:: Given exercise ::
Word for word, retype every entry in the listing.

BEGIN Supplied data

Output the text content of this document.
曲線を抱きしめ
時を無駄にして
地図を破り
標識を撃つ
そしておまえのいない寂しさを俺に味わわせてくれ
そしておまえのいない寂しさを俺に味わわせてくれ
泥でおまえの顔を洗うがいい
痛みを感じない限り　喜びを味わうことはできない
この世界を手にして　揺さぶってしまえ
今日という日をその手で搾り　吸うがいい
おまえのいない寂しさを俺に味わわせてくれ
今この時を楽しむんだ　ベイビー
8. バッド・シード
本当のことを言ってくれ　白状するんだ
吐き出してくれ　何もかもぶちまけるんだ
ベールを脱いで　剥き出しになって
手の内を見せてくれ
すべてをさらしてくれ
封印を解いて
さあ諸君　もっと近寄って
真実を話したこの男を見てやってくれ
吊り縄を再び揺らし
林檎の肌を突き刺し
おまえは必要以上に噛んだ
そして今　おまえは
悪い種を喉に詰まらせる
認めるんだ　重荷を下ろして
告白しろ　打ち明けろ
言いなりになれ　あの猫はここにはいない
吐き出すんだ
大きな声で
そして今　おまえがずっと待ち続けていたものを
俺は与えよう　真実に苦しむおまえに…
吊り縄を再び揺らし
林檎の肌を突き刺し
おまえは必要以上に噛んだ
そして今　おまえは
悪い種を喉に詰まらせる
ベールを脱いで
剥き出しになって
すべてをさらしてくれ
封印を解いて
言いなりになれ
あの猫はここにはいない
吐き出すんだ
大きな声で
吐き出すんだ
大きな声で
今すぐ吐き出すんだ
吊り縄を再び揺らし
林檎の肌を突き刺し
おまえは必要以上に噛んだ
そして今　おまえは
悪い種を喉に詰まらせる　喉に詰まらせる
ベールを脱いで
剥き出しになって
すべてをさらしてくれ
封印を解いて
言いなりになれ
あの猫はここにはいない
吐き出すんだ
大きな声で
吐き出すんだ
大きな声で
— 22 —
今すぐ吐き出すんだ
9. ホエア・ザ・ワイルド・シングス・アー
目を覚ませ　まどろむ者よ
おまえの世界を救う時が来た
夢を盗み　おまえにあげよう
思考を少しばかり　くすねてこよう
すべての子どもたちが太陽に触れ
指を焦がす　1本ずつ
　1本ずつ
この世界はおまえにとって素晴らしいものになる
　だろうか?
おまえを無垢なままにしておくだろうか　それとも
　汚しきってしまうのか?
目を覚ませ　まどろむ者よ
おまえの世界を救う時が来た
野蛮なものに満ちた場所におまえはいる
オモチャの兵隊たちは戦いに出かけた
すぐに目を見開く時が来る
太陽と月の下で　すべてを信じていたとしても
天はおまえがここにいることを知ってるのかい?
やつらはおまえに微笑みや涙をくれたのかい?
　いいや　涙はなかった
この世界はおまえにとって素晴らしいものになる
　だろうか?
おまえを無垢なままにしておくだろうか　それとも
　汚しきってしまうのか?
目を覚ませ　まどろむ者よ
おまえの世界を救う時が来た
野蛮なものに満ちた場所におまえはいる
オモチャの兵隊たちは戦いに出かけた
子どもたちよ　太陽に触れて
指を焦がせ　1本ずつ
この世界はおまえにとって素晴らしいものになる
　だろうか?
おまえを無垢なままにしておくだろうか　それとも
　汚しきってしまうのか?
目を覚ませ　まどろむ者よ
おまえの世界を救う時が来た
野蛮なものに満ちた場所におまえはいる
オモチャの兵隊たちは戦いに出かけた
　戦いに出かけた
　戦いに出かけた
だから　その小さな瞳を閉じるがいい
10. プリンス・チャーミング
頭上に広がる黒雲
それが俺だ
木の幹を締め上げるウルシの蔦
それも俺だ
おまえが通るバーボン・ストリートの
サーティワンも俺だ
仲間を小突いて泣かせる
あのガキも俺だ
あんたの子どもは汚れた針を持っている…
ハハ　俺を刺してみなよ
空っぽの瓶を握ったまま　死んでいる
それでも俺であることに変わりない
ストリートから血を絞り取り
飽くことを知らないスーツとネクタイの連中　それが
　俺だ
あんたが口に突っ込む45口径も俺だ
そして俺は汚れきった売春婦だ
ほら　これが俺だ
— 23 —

END Supplied data

:: Output below ::
Output the text content of this document.
曲線を抱きしめ
時を無駄にして
地図を破り
標識を撃つ
そしておまえのいない寂しさを俺に味わわせてくれ
そしておまえのいない寂しさを俺に味わわせてくれ
泥でおまえの顔を洗うがいい
痛みを感じない限り　喜びを味わうことはできない
この世界を手にして　揺さぶってしまえ
今日という日をその手で搾り　吸うがいい
おまえのいない寂しさを俺に味わわせてくれ
今この時を楽しむんだ　ベイビー
8. バッド・シード
本当のことを言ってくれ　白状するんだ
吐き出してくれ　何もかもぶちまけるんだ
ベールを脱いで　剥き出しになって
手の内を見せてくれ
すべてをさらしてくれ
封印を解いて
さあ諸君　もっと近寄って
真実を話したこの男を見てやってくれ
吊り縄を再び揺らし
林檎の肌を突き刺し
おまえは必要以上に噛んだ
そして今　おまえは
悪い種を喉に詰まらせる
認めるんだ　重荷を下ろして
告白しろ　打ち明けろ
言いなりになれ　あの猫はここにはいない
吐き出すんだ
大きな声で
そして今　おまえがずっと待ち続けていたものを
俺は与えよう　真実に苦しむおまえに…
吊り縄を再び揺らし
林檎の肌を突き刺し
おまえは必要以上に噛んだ
そして今　おまえは
悪い種を喉に詰まらせる
ベールを脱いで
剥き出しになって
すべてをさらしてくれ
封印を解いて
言いなりになれ
あの猫はここにはいない
吐き出すんだ
大きな声で
吐き出すんだ
大きな声で
今すぐ吐き出すんだ
吊り縄を再び揺らし
林檎の肌を突き刺し
おまえは必要以上に噛んだ
そして今　おまえは
悪い種を喉に詰まらせる　喉に詰まらせる
ベールを脱いで
剥き出しになって
すべてをさらしてくれ
封印を解いて
言いなりになれ
あの猫はここにはいない
吐き出すんだ
大きな声で
吐き出すんだ
大きな声で
— 22 —
今すぐ吐き出すんだ
9. ホエア・ザ・ワイルド・シングス・アー
目を覚ませ　まどろむ者よ
おまえの世界を救う時が来た
夢を盗み　おまえにあげよう
思考を少しばかり　くすねてこよう
すべての子どもたちが太陽に触れ
指を焦がす　1本ずつ
　1本ずつ
この世界はおまえにとって素晴らしいものになる
　だろうか?
おまえを無垢なままにしておくだろうか　それとも
　汚しきってしまうのか?
目を覚ませ　まどろむ者よ
おまえの世界を救う時が来た
野蛮なものに満ちた場所におまえはいる
オモチャの兵隊たちは戦いに出かけた
すぐに目を見開く時が来る
太陽と月の下で　すべてを信じていたとしても
天はおまえがここにいることを知ってるのかい?
やつらはおまえに微笑みや涙をくれたのかい?
　いいや　涙はなかった
この世界はおまえにとって素晴らしいものになる
　だろうか?
おまえを無垢なままにしておくだろうか　それとも
　汚しきってしまうのか?
目を覚ませ　まどろむ者よ
おまえの世界を救う時が来た
野蛮なものに満ちた場所におまえはいる
オモチャの兵隊たちは戦いに出かけた
子どもたちよ　太陽に触れて
指を焦がせ　1本ずつ
この世界はおまえにとって素晴らしいものになる
　だろうか?
おまえを無垢なままにしておくだろうか　それとも
　汚しきってしまうのか?
目を覚ませ　まどろむ者よ
おまえの世界を救う時が来た
野蛮なものに満ちた場所におまえはいる
オモチャの兵隊たちは戦いに出かけた
　戦いに出かけた
　戦いに出かけた
だから　その小さな瞳を閉じるがいい
10. プリンス・チャーミング
頭上に広がる黒雲
それが俺だ
木の幹を締め上げるウルシの蔦
それも俺だ
おまえが通るバーボン・ストリートの
サーティワンも俺だ
仲間を小突いて泣かせる
あのガキも俺だ
あんたの子どもは汚れた針を持っている…
ハハ　俺を刺してみなよ
空っぽの瓶を握ったまま　死んでいる
それでも俺であることに変わりない
ストリートから血を絞り取り
飽くことを知らないスーツとネクタイの連中　それが
　俺だ
あんたが口に突っ込む45口径も俺だ
そして俺は汚れきった売春婦だ
ほら　これが俺だ
— 23 —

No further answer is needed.